● **Written problem**:
Write out each line beneath this one exactly as it reads.

● **Data rows**:
--------------------------------------------------
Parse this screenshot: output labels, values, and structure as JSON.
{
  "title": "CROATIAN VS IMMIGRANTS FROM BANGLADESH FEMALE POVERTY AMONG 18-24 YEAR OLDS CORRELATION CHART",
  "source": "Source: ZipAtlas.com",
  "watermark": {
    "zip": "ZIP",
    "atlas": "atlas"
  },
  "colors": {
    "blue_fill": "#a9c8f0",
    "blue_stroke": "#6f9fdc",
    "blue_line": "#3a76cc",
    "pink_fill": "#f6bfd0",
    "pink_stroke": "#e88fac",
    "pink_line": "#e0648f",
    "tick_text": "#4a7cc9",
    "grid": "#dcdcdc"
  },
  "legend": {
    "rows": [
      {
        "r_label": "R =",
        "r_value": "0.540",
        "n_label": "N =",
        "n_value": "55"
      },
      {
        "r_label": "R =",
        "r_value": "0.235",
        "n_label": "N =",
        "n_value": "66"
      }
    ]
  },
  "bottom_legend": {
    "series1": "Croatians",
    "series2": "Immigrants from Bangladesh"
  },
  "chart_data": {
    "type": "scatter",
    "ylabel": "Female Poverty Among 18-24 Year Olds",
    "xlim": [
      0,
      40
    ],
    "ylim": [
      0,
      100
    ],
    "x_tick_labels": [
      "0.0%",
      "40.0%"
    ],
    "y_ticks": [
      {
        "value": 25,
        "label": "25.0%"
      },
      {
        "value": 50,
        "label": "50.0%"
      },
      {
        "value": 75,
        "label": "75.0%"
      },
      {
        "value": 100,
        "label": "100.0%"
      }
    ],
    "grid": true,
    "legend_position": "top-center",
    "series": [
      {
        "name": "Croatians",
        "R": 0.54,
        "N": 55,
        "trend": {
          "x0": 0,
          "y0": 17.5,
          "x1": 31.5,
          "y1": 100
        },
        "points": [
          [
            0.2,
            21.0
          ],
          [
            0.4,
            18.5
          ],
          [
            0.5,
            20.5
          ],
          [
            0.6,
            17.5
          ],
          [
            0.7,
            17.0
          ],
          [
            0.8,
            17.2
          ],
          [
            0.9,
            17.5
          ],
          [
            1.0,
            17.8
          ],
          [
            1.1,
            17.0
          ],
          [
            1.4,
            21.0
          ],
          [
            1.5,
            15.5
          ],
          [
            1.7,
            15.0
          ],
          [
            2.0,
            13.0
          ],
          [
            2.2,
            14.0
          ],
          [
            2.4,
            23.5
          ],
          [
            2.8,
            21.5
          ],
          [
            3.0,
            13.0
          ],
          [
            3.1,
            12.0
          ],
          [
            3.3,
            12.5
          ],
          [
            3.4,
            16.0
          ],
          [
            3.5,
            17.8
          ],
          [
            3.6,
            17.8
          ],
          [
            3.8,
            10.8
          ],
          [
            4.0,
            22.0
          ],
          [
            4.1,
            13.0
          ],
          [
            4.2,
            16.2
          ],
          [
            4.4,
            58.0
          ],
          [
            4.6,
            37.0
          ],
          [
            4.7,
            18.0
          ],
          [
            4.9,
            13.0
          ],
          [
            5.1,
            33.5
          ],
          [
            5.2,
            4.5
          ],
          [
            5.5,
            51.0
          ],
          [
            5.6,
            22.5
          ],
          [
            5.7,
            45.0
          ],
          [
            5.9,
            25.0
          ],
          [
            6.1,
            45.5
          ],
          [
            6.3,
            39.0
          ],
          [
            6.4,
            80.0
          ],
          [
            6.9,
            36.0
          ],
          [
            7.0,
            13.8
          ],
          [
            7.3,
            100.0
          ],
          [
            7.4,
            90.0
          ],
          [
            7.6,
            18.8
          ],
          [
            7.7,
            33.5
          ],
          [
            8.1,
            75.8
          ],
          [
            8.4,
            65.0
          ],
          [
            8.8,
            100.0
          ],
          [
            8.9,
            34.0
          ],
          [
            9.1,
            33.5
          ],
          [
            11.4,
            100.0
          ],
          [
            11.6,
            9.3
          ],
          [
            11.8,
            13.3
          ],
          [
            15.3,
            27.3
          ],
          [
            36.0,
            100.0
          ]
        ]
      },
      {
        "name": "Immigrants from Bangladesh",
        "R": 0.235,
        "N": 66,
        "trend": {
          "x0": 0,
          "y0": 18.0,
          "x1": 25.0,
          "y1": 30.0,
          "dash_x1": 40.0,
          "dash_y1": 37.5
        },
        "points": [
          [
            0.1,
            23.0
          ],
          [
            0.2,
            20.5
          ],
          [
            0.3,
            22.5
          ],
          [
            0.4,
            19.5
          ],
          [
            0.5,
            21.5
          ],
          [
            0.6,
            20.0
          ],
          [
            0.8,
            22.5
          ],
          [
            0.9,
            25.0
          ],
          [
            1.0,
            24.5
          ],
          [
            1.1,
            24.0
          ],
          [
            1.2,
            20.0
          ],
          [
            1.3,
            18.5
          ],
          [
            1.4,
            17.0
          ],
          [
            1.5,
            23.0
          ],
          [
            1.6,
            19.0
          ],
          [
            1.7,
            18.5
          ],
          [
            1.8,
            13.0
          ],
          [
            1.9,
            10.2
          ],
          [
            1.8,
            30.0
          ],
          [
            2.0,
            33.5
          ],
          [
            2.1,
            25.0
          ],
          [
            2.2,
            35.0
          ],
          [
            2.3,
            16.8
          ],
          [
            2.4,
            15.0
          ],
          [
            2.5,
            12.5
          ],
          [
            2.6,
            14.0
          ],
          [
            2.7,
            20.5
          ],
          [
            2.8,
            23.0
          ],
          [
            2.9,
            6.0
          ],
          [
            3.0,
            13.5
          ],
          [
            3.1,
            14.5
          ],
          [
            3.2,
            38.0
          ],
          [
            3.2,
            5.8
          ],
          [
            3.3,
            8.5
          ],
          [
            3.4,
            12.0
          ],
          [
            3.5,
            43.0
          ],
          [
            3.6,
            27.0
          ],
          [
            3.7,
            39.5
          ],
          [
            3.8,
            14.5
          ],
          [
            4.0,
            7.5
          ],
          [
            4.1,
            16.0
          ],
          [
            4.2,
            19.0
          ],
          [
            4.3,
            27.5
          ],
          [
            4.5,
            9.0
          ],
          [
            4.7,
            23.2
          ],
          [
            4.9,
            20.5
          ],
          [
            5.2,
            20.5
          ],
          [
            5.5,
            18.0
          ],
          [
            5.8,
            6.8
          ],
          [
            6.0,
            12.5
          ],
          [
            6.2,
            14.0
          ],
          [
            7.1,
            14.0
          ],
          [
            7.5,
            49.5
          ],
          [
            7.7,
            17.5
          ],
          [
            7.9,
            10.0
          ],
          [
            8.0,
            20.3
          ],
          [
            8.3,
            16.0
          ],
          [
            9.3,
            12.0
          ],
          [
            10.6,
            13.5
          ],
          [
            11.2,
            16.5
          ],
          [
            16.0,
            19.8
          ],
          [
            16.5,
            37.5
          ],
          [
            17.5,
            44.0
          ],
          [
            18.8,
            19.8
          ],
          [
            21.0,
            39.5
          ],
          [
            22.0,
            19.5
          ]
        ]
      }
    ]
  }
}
--------------------------------------------------
● **Solved exercise**:
Parse this screenshot: output labels, values, and structure as JSON.
{
  "title": "CROATIAN VS IMMIGRANTS FROM BANGLADESH FEMALE POVERTY AMONG 18-24 YEAR OLDS CORRELATION CHART",
  "source": "Source: ZipAtlas.com",
  "watermark": {
    "zip": "ZIP",
    "atlas": "atlas"
  },
  "colors": {
    "blue_fill": "#a9c8f0",
    "blue_stroke": "#6f9fdc",
    "blue_line": "#3a76cc",
    "pink_fill": "#f6bfd0",
    "pink_stroke": "#e88fac",
    "pink_line": "#e0648f",
    "tick_text": "#4a7cc9",
    "grid": "#dcdcdc"
  },
  "legend": {
    "rows": [
      {
        "r_label": "R =",
        "r_value": "0.540",
        "n_label": "N =",
        "n_value": "55"
      },
      {
        "r_label": "R =",
        "r_value": "0.235",
        "n_label": "N =",
        "n_value": "66"
      }
    ]
  },
  "bottom_legend": {
    "series1": "Croatians",
    "series2": "Immigrants from Bangladesh"
  },
  "chart_data": {
    "type": "scatter",
    "ylabel": "Female Poverty Among 18-24 Year Olds",
    "xlim": [
      0,
      40
    ],
    "ylim": [
      0,
      100
    ],
    "x_tick_labels": [
      "0.0%",
      "40.0%"
    ],
    "y_ticks": [
      {
        "value": 25,
        "label": "25.0%"
      },
      {
        "value": 50,
        "label": "50.0%"
      },
      {
        "value": 75,
        "label": "75.0%"
      },
      {
        "value": 100,
        "label": "100.0%"
      }
    ],
    "grid": true,
    "legend_position": "top-center",
    "series": [
      {
        "name": "Croatians",
        "R": 0.54,
        "N": 55,
        "trend": {
          "x0": 0,
          "y0": 17.5,
          "x1": 31.5,
          "y1": 100
        },
        "points": [
          [
            0.2,
            21.0
          ],
          [
            0.4,
            18.5
          ],
          [
            0.5,
            20.5
          ],
          [
            0.6,
            17.5
          ],
          [
            0.7,
            17.0
          ],
          [
            0.8,
            17.2
          ],
          [
            0.9,
            17.5
          ],
          [
            1.0,
            17.8
          ],
          [
            1.1,
            17.0
          ],
          [
            1.4,
            21.0
          ],
          [
            1.5,
            15.5
          ],
          [
            1.7,
            15.0
          ],
          [
            2.0,
            13.0
          ],
          [
            2.2,
            14.0
          ],
          [
            2.4,
            23.5
          ],
          [
            2.8,
            21.5
          ],
          [
            3.0,
            13.0
          ],
          [
            3.1,
            12.0
          ],
          [
            3.3,
            12.5
          ],
          [
            3.4,
            16.0
          ],
          [
            3.5,
            17.8
          ],
          [
            3.6,
            17.8
          ],
          [
            3.8,
            10.8
          ],
          [
            4.0,
            22.0
          ],
          [
            4.1,
            13.0
          ],
          [
            4.2,
            16.2
          ],
          [
            4.4,
            58.0
          ],
          [
            4.6,
            37.0
          ],
          [
            4.7,
            18.0
          ],
          [
            4.9,
            13.0
          ],
          [
            5.1,
            33.5
          ],
          [
            5.2,
            4.5
          ],
          [
            5.5,
            51.0
          ],
          [
            5.6,
            22.5
          ],
          [
            5.7,
            45.0
          ],
          [
            5.9,
            25.0
          ],
          [
            6.1,
            45.5
          ],
          [
            6.3,
            39.0
          ],
          [
            6.4,
            80.0
          ],
          [
            6.9,
            36.0
          ],
          [
            7.0,
            13.8
          ],
          [
            7.3,
            100.0
          ],
          [
            7.4,
            90.0
          ],
          [
            7.6,
            18.8
          ],
          [
            7.7,
            33.5
          ],
          [
            8.1,
            75.8
          ],
          [
            8.4,
            65.0
          ],
          [
            8.8,
            100.0
          ],
          [
            8.9,
            34.0
          ],
          [
            9.1,
            33.5
          ],
          [
            11.4,
            100.0
          ],
          [
            11.6,
            9.3
          ],
          [
            11.8,
            13.3
          ],
          [
            15.3,
            27.3
          ],
          [
            36.0,
            100.0
          ]
        ]
      },
      {
        "name": "Immigrants from Bangladesh",
        "R": 0.235,
        "N": 66,
        "trend": {
          "x0": 0,
          "y0": 18.0,
          "x1": 25.0,
          "y1": 30.0,
          "dash_x1": 40.0,
          "dash_y1": 37.5
        },
        "points": [
          [
            0.1,
            23.0
          ],
          [
            0.2,
            20.5
          ],
          [
            0.3,
            22.5
          ],
          [
            0.4,
            19.5
          ],
          [
            0.5,
            21.5
          ],
          [
            0.6,
            20.0
          ],
          [
            0.8,
            22.5
          ],
          [
            0.9,
            25.0
          ],
          [
            1.0,
            24.5
          ],
          [
            1.1,
            24.0
          ],
          [
            1.2,
            20.0
          ],
          [
            1.3,
            18.5
          ],
          [
            1.4,
            17.0
          ],
          [
            1.5,
            23.0
          ],
          [
            1.6,
            19.0
          ],
          [
            1.7,
            18.5
          ],
          [
            1.8,
            13.0
          ],
          [
            1.9,
            10.2
          ],
          [
            1.8,
            30.0
          ],
          [
            2.0,
            33.5
          ],
          [
            2.1,
            25.0
          ],
          [
            2.2,
            35.0
          ],
          [
            2.3,
            16.8
          ],
          [
            2.4,
            15.0
          ],
          [
            2.5,
            12.5
          ],
          [
            2.6,
            14.0
          ],
          [
            2.7,
            20.5
          ],
          [
            2.8,
            23.0
          ],
          [
            2.9,
            6.0
          ],
          [
            3.0,
            13.5
          ],
          [
            3.1,
            14.5
          ],
          [
            3.2,
            38.0
          ],
          [
            3.2,
            5.8
          ],
          [
            3.3,
            8.5
          ],
          [
            3.4,
            12.0
          ],
          [
            3.5,
            43.0
          ],
          [
            3.6,
            27.0
          ],
          [
            3.7,
            39.5
          ],
          [
            3.8,
            14.5
          ],
          [
            4.0,
            7.5
          ],
          [
            4.1,
            16.0
          ],
          [
            4.2,
            19.0
          ],
          [
            4.3,
            27.5
          ],
          [
            4.5,
            9.0
          ],
          [
            4.7,
            23.2
          ],
          [
            4.9,
            20.5
          ],
          [
            5.2,
            20.5
          ],
          [
            5.5,
            18.0
          ],
          [
            5.8,
            6.8
          ],
          [
            6.0,
            12.5
          ],
          [
            6.2,
            14.0
          ],
          [
            7.1,
            14.0
          ],
          [
            7.5,
            49.5
          ],
          [
            7.7,
            17.5
          ],
          [
            7.9,
            10.0
          ],
          [
            8.0,
            20.3
          ],
          [
            8.3,
            16.0
          ],
          [
            9.3,
            12.0
          ],
          [
            10.6,
            13.5
          ],
          [
            11.2,
            16.5
          ],
          [
            16.0,
            19.8
          ],
          [
            16.5,
            37.5
          ],
          [
            17.5,
            44.0
          ],
          [
            18.8,
            19.8
          ],
          [
            21.0,
            39.5
          ],
          [
            22.0,
            19.5
          ]
        ]
      }
    ]
  }
}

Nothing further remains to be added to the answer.